*Instructions for the task:*
Check every line in the records below for the word "values" and report how many have it, nothing more.

*Data supplied:*

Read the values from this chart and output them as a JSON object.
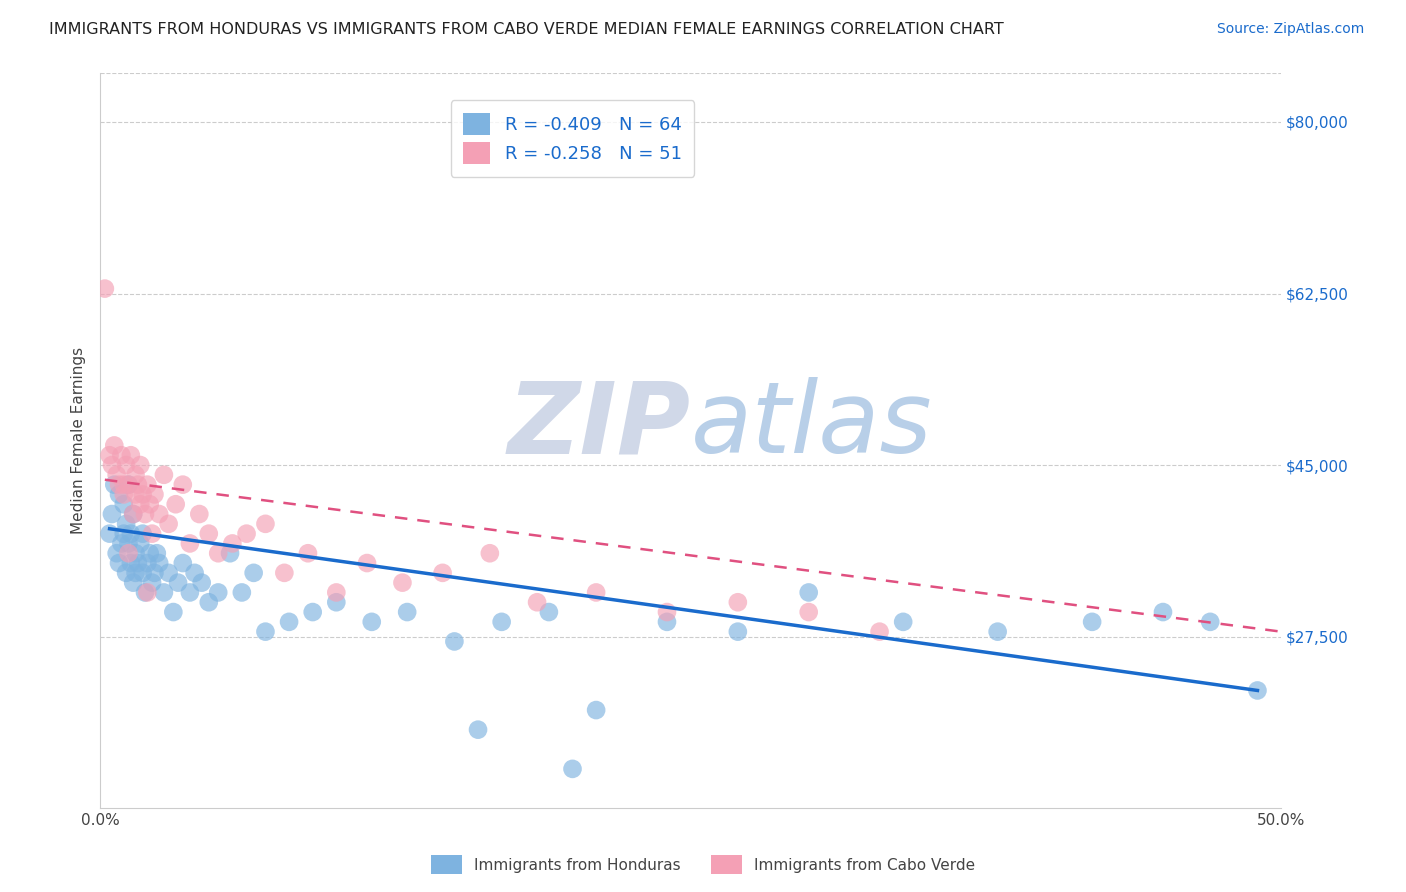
{
  "title": "IMMIGRANTS FROM HONDURAS VS IMMIGRANTS FROM CABO VERDE MEDIAN FEMALE EARNINGS CORRELATION CHART",
  "source": "Source: ZipAtlas.com",
  "xlabel": "",
  "ylabel": "Median Female Earnings",
  "xlim": [
    0.0,
    0.5
  ],
  "ylim": [
    10000,
    85000
  ],
  "yticks": [
    27500,
    45000,
    62500,
    80000
  ],
  "ytick_labels": [
    "$27,500",
    "$45,000",
    "$62,500",
    "$80,000"
  ],
  "xticks": [
    0.0,
    0.1,
    0.2,
    0.3,
    0.4,
    0.5
  ],
  "xtick_labels": [
    "0.0%",
    "",
    "",
    "",
    "",
    "50.0%"
  ],
  "legend_r_honduras": "-0.409",
  "legend_n_honduras": "64",
  "legend_r_caboverde": "-0.258",
  "legend_n_caboverde": "51",
  "legend_label_honduras": "Immigrants from Honduras",
  "legend_label_caboverde": "Immigrants from Cabo Verde",
  "color_honduras": "#7eb3e0",
  "color_caboverde": "#f4a0b5",
  "line_color_honduras": "#1a6bcc",
  "line_color_caboverde": "#e05080",
  "background_color": "#ffffff",
  "grid_color": "#cccccc",
  "watermark_zip": "ZIP",
  "watermark_atlas": "atlas",
  "watermark_color": "#c8ddf0",
  "title_color": "#222222",
  "source_color": "#1a6bcc",
  "axis_label_color": "#444444",
  "ytick_color": "#1a6bcc",
  "honduras_x": [
    0.004,
    0.005,
    0.006,
    0.007,
    0.008,
    0.008,
    0.009,
    0.01,
    0.01,
    0.011,
    0.011,
    0.012,
    0.012,
    0.013,
    0.013,
    0.014,
    0.014,
    0.015,
    0.015,
    0.016,
    0.017,
    0.018,
    0.018,
    0.019,
    0.02,
    0.021,
    0.022,
    0.023,
    0.024,
    0.025,
    0.027,
    0.029,
    0.031,
    0.033,
    0.035,
    0.038,
    0.04,
    0.043,
    0.046,
    0.05,
    0.055,
    0.06,
    0.065,
    0.07,
    0.08,
    0.09,
    0.1,
    0.115,
    0.13,
    0.15,
    0.17,
    0.19,
    0.21,
    0.24,
    0.27,
    0.3,
    0.34,
    0.38,
    0.42,
    0.45,
    0.47,
    0.49,
    0.2,
    0.16
  ],
  "honduras_y": [
    38000,
    40000,
    43000,
    36000,
    42000,
    35000,
    37000,
    41000,
    38000,
    39000,
    34000,
    43000,
    37000,
    35000,
    38000,
    33000,
    40000,
    36000,
    34000,
    35000,
    37000,
    34000,
    38000,
    32000,
    35000,
    36000,
    33000,
    34000,
    36000,
    35000,
    32000,
    34000,
    30000,
    33000,
    35000,
    32000,
    34000,
    33000,
    31000,
    32000,
    36000,
    32000,
    34000,
    28000,
    29000,
    30000,
    31000,
    29000,
    30000,
    27000,
    29000,
    30000,
    20000,
    29000,
    28000,
    32000,
    29000,
    28000,
    29000,
    30000,
    29000,
    22000,
    14000,
    18000
  ],
  "caboverde_x": [
    0.002,
    0.004,
    0.005,
    0.006,
    0.007,
    0.008,
    0.009,
    0.01,
    0.011,
    0.012,
    0.013,
    0.014,
    0.015,
    0.015,
    0.016,
    0.017,
    0.017,
    0.018,
    0.019,
    0.02,
    0.021,
    0.022,
    0.023,
    0.025,
    0.027,
    0.029,
    0.032,
    0.035,
    0.038,
    0.042,
    0.046,
    0.05,
    0.056,
    0.062,
    0.07,
    0.078,
    0.088,
    0.1,
    0.113,
    0.128,
    0.145,
    0.165,
    0.185,
    0.21,
    0.24,
    0.27,
    0.3,
    0.33,
    0.01,
    0.012,
    0.02
  ],
  "caboverde_y": [
    63000,
    46000,
    45000,
    47000,
    44000,
    43000,
    46000,
    42000,
    45000,
    43000,
    46000,
    40000,
    44000,
    42000,
    43000,
    41000,
    45000,
    42000,
    40000,
    43000,
    41000,
    38000,
    42000,
    40000,
    44000,
    39000,
    41000,
    43000,
    37000,
    40000,
    38000,
    36000,
    37000,
    38000,
    39000,
    34000,
    36000,
    32000,
    35000,
    33000,
    34000,
    36000,
    31000,
    32000,
    30000,
    31000,
    30000,
    28000,
    43000,
    36000,
    32000
  ],
  "honduras_line_x": [
    0.004,
    0.49
  ],
  "honduras_line_y": [
    38500,
    22000
  ],
  "caboverde_line_x": [
    0.002,
    0.5
  ],
  "caboverde_line_y": [
    43500,
    28000
  ]
}
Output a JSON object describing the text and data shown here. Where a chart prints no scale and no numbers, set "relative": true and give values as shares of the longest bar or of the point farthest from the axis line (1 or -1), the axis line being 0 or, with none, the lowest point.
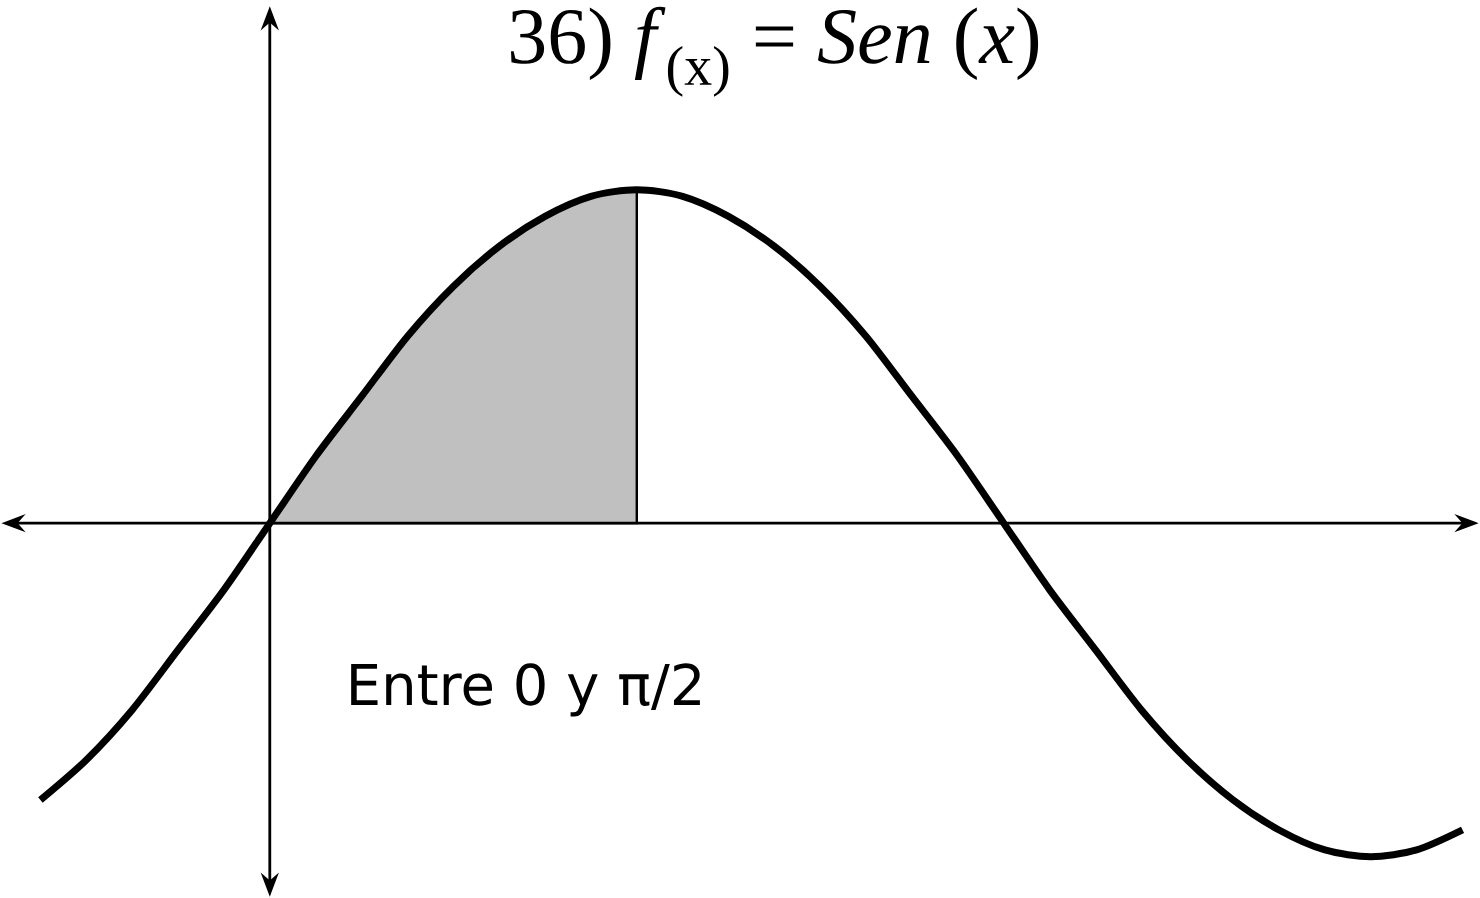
{
  "chart_data": {
    "type": "line",
    "title": "36)  *f*$_{(x)}$ =  *Sen* (*x*)",
    "relative": true,
    "annotations": [
      "Entre 0 y π/2"
    ],
    "categories": [
      null,
      null,
      null,
      null,
      null,
      null,
      null,
      null,
      null,
      null,
      null,
      null,
      null,
      null,
      null,
      null,
      null,
      null,
      null,
      null,
      null,
      null,
      null,
      null,
      null,
      null,
      null,
      null,
      null,
      null,
      null,
      null
    ],
    "series": [
      {
        "type": "area",
        "color": "#c0c0c0",
        "values": [
          null,
          null,
          null,
          null,
          null,
          0,
          0.2,
          0.38,
          0.56,
          0.71,
          0.83,
          0.92,
          0.98,
          1,
          null,
          null,
          null,
          null,
          null,
          null,
          null,
          null,
          null,
          null,
          null,
          null,
          null,
          null,
          null,
          null,
          null,
          null
        ]
      },
      {
        "color": "#000000",
        "values": [
          -0.83,
          -0.71,
          -0.56,
          -0.38,
          -0.2,
          0,
          0.2,
          0.38,
          0.56,
          0.71,
          0.83,
          0.92,
          0.98,
          1,
          0.98,
          0.92,
          0.83,
          0.71,
          0.56,
          0.38,
          0.2,
          0,
          -0.2,
          -0.38,
          -0.56,
          -0.71,
          -0.83,
          -0.92,
          -0.98,
          -1,
          -0.98,
          -0.92
        ]
      }
    ]
  }
}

*Exercise response:*
4